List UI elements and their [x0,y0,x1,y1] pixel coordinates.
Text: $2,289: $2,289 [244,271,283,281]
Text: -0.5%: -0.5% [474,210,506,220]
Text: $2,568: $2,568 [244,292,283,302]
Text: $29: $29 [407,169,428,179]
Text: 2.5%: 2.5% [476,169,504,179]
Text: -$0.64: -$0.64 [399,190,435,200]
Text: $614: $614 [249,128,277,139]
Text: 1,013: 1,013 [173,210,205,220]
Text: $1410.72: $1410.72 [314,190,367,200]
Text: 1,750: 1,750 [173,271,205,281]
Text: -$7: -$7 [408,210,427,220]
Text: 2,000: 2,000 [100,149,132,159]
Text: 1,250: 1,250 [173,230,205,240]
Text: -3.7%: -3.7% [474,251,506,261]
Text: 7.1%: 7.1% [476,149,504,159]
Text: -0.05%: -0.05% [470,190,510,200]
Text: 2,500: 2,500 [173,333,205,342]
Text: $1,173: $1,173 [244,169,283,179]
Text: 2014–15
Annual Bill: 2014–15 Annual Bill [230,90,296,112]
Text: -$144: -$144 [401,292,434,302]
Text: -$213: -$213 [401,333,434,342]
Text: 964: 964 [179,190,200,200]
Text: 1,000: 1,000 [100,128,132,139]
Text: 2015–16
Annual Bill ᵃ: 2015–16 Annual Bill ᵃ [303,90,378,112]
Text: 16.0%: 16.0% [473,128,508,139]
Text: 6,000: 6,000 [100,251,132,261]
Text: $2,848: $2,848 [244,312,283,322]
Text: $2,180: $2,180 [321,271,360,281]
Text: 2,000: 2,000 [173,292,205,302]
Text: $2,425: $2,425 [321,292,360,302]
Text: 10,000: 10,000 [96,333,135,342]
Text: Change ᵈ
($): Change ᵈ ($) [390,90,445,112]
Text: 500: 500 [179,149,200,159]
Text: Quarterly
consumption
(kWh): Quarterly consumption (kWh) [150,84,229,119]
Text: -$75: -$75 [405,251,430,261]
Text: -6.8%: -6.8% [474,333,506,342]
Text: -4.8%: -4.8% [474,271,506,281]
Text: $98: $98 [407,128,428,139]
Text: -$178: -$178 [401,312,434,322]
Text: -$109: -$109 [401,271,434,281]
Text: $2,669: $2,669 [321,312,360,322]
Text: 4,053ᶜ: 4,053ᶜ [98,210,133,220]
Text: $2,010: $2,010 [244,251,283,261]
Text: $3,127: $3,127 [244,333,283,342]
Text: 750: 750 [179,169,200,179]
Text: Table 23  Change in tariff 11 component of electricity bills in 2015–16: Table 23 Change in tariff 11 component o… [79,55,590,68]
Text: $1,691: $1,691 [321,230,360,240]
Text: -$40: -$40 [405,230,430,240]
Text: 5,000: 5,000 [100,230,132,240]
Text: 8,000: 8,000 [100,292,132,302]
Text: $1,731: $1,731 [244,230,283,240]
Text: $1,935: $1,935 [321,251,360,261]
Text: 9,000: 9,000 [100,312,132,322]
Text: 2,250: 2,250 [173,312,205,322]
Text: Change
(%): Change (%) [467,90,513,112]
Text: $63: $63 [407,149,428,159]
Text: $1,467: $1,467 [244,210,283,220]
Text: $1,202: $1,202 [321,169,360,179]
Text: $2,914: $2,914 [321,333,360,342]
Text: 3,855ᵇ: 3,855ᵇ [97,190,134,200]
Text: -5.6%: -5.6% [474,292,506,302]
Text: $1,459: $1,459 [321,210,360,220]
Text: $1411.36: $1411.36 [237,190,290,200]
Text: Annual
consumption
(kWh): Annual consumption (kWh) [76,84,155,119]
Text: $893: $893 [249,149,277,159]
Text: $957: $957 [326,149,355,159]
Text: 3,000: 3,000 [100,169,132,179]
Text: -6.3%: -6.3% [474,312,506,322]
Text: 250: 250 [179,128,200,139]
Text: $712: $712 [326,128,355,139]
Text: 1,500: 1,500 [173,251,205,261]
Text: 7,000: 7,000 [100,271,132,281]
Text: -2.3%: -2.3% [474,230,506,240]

» **Problem to solve**
Count the lines above that contain the word "consumption", and reply with the number only.

» **Task response**
4